**Records provided**
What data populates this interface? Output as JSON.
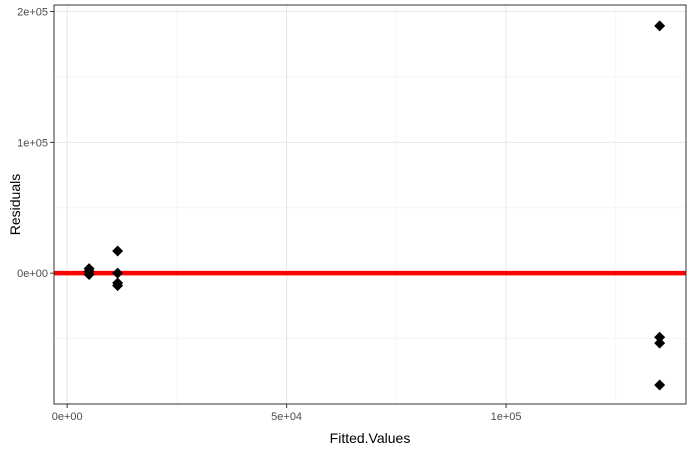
{
  "chart_data": {
    "type": "scatter",
    "title": "",
    "xlabel": "Fitted.Values",
    "ylabel": "Residuals",
    "xlim": [
      -3000,
      141000
    ],
    "ylim": [
      -100000,
      205000
    ],
    "x_ticks": [
      {
        "value": 0,
        "label": "0e+00"
      },
      {
        "value": 50000,
        "label": "5e+04"
      },
      {
        "value": 100000,
        "label": "1e+05"
      }
    ],
    "y_ticks": [
      {
        "value": 0,
        "label": "0e+00"
      },
      {
        "value": 100000,
        "label": "1e+05"
      },
      {
        "value": 200000,
        "label": "2e+05"
      }
    ],
    "x_minor_breaks": [
      25000,
      75000,
      125000
    ],
    "y_minor_breaks": [
      -50000,
      50000,
      150000
    ],
    "grid": true,
    "reference_line": {
      "y": 0,
      "color": "#ff0000"
    },
    "point_color": "#000000",
    "point_shape": "diamond",
    "points": [
      {
        "x": 5000,
        "y": 3500
      },
      {
        "x": 5000,
        "y": 1500
      },
      {
        "x": 5000,
        "y": -1000
      },
      {
        "x": 11500,
        "y": 17000
      },
      {
        "x": 11500,
        "y": 0
      },
      {
        "x": 11500,
        "y": -7500
      },
      {
        "x": 11500,
        "y": -9500
      },
      {
        "x": 135000,
        "y": 189000
      },
      {
        "x": 135000,
        "y": -49000
      },
      {
        "x": 135000,
        "y": -53500
      },
      {
        "x": 135000,
        "y": -85500
      }
    ]
  }
}
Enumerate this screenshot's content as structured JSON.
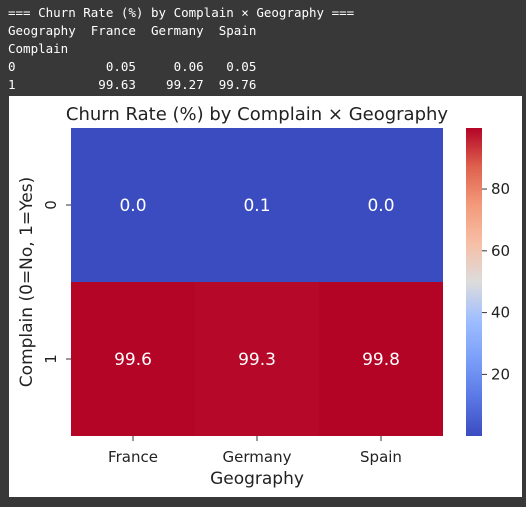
{
  "console": {
    "lines": [
      "=== Churn Rate (%) by Complain × Geography ===",
      "Geography  France  Germany  Spain",
      "Complain",
      "0            0.05     0.06   0.05",
      "1           99.63    99.27  99.76"
    ]
  },
  "chart_data": {
    "type": "heatmap",
    "title": "Churn Rate (%) by Complain × Geography",
    "xlabel": "Geography",
    "ylabel": "Complain (0=No, 1=Yes)",
    "x_categories": [
      "France",
      "Germany",
      "Spain"
    ],
    "y_categories": [
      "0",
      "1"
    ],
    "values": [
      [
        0.05,
        0.06,
        0.05
      ],
      [
        99.63,
        99.27,
        99.76
      ]
    ],
    "annotations": [
      [
        "0.0",
        "0.1",
        "0.0"
      ],
      [
        "99.6",
        "99.3",
        "99.8"
      ]
    ],
    "colormap": "coolwarm",
    "colorbar": {
      "range": [
        0.05,
        99.76
      ],
      "ticks": [
        20,
        40,
        60,
        80
      ]
    },
    "colors": {
      "low": "#3b4cc0",
      "mid": "#dddddd",
      "high": "#b40426"
    }
  }
}
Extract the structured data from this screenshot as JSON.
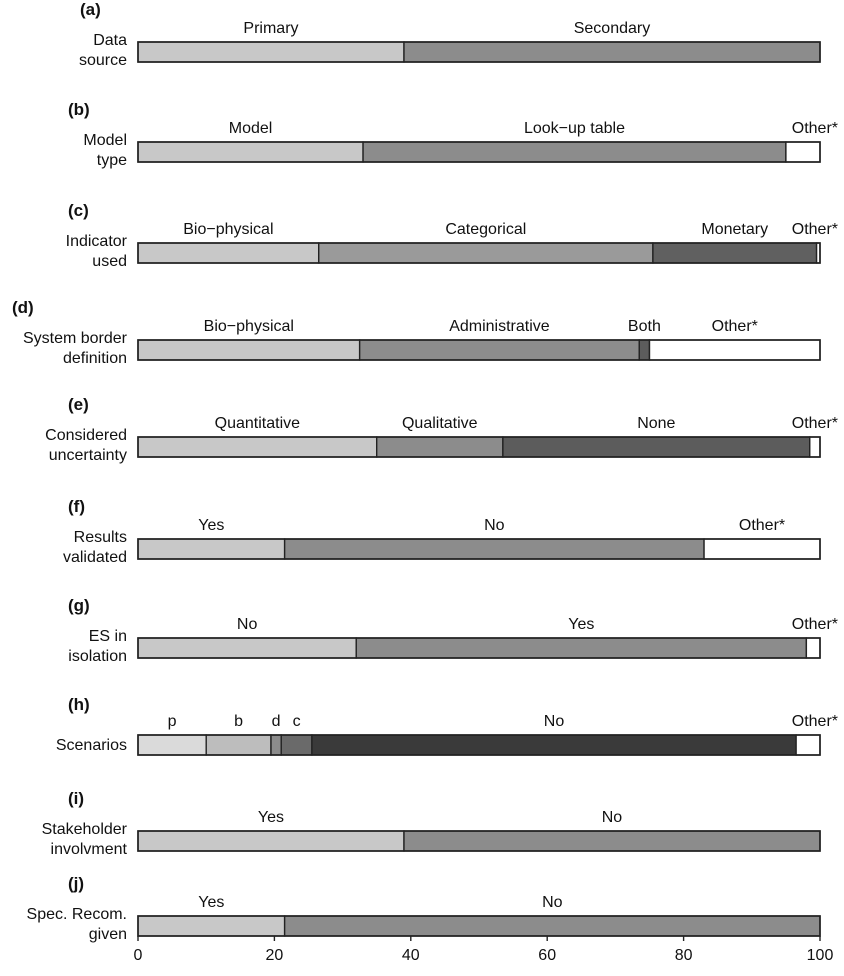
{
  "chart_data": {
    "type": "bar",
    "orientation": "horizontal",
    "stacked": true,
    "xlim": [
      0,
      100
    ],
    "xticks": [
      "0",
      "20",
      "40",
      "60",
      "80",
      "100"
    ],
    "grid": false,
    "rows": [
      {
        "letter": "(a)",
        "label_lines": [
          "Data",
          "source"
        ],
        "segments": [
          {
            "name": "Primary",
            "value": 39,
            "color": "#c8c8c8"
          },
          {
            "name": "Secondary",
            "value": 61,
            "color": "#8c8c8c"
          }
        ]
      },
      {
        "letter": "(b)",
        "label_lines": [
          "Model",
          "type"
        ],
        "segments": [
          {
            "name": "Model",
            "value": 33,
            "color": "#c8c8c8"
          },
          {
            "name": "Look−up table",
            "value": 62,
            "color": "#8c8c8c"
          },
          {
            "name": "Other*",
            "value": 5,
            "color": "#ffffff"
          }
        ]
      },
      {
        "letter": "(c)",
        "label_lines": [
          "Indicator",
          "used"
        ],
        "segments": [
          {
            "name": "Bio−physical",
            "value": 26.5,
            "color": "#c8c8c8"
          },
          {
            "name": "Categorical",
            "value": 49,
            "color": "#9a9a9a"
          },
          {
            "name": "Monetary",
            "value": 24,
            "color": "#606060"
          },
          {
            "name": "Other*",
            "value": 0.5,
            "color": "#ffffff"
          }
        ]
      },
      {
        "letter": "(d)",
        "label_lines": [
          "System border",
          "definition"
        ],
        "segments": [
          {
            "name": "Bio−physical",
            "value": 32.5,
            "color": "#c8c8c8"
          },
          {
            "name": "Administrative",
            "value": 41,
            "color": "#8c8c8c"
          },
          {
            "name": "Both",
            "value": 1.5,
            "color": "#5c5c5c"
          },
          {
            "name": "Other*",
            "value": 25,
            "color": "#ffffff"
          }
        ]
      },
      {
        "letter": "(e)",
        "label_lines": [
          "Considered",
          "uncertainty"
        ],
        "segments": [
          {
            "name": "Quantitative",
            "value": 35,
            "color": "#c8c8c8"
          },
          {
            "name": "Qualitative",
            "value": 18.5,
            "color": "#8c8c8c"
          },
          {
            "name": "None",
            "value": 45,
            "color": "#5c5c5c"
          },
          {
            "name": "Other*",
            "value": 1.5,
            "color": "#ffffff"
          }
        ]
      },
      {
        "letter": "(f)",
        "label_lines": [
          "Results",
          "validated"
        ],
        "segments": [
          {
            "name": "Yes",
            "value": 21.5,
            "color": "#c8c8c8"
          },
          {
            "name": "No",
            "value": 61.5,
            "color": "#8c8c8c"
          },
          {
            "name": "Other*",
            "value": 17,
            "color": "#ffffff"
          }
        ]
      },
      {
        "letter": "(g)",
        "label_lines": [
          "ES in",
          "isolation"
        ],
        "segments": [
          {
            "name": "No",
            "value": 32,
            "color": "#c8c8c8"
          },
          {
            "name": "Yes",
            "value": 66,
            "color": "#8c8c8c"
          },
          {
            "name": "Other*",
            "value": 2,
            "color": "#ffffff"
          }
        ]
      },
      {
        "letter": "(h)",
        "label_lines": [
          "Scenarios"
        ],
        "segments": [
          {
            "name": "p",
            "value": 10,
            "color": "#dadada"
          },
          {
            "name": "b",
            "value": 9.5,
            "color": "#bdbdbd"
          },
          {
            "name": "d",
            "value": 1.5,
            "color": "#8c8c8c"
          },
          {
            "name": "c",
            "value": 4.5,
            "color": "#6a6a6a"
          },
          {
            "name": "No",
            "value": 71,
            "color": "#3a3a3a"
          },
          {
            "name": "Other*",
            "value": 3.5,
            "color": "#ffffff"
          }
        ]
      },
      {
        "letter": "(i)",
        "label_lines": [
          "Stakeholder",
          "involvment"
        ],
        "segments": [
          {
            "name": "Yes",
            "value": 39,
            "color": "#c8c8c8"
          },
          {
            "name": "No",
            "value": 61,
            "color": "#8c8c8c"
          }
        ]
      },
      {
        "letter": "(j)",
        "label_lines": [
          "Spec. Recom.",
          "given"
        ],
        "segments": [
          {
            "name": "Yes",
            "value": 21.5,
            "color": "#c8c8c8"
          },
          {
            "name": "No",
            "value": 78.5,
            "color": "#8c8c8c"
          }
        ]
      }
    ]
  }
}
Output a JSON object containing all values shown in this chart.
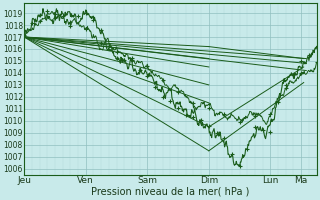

**Task details**
Find the lines holding "Germany" and list every one.

**Task response**
      "Geography  France  Germany  Spain",
      "Germany",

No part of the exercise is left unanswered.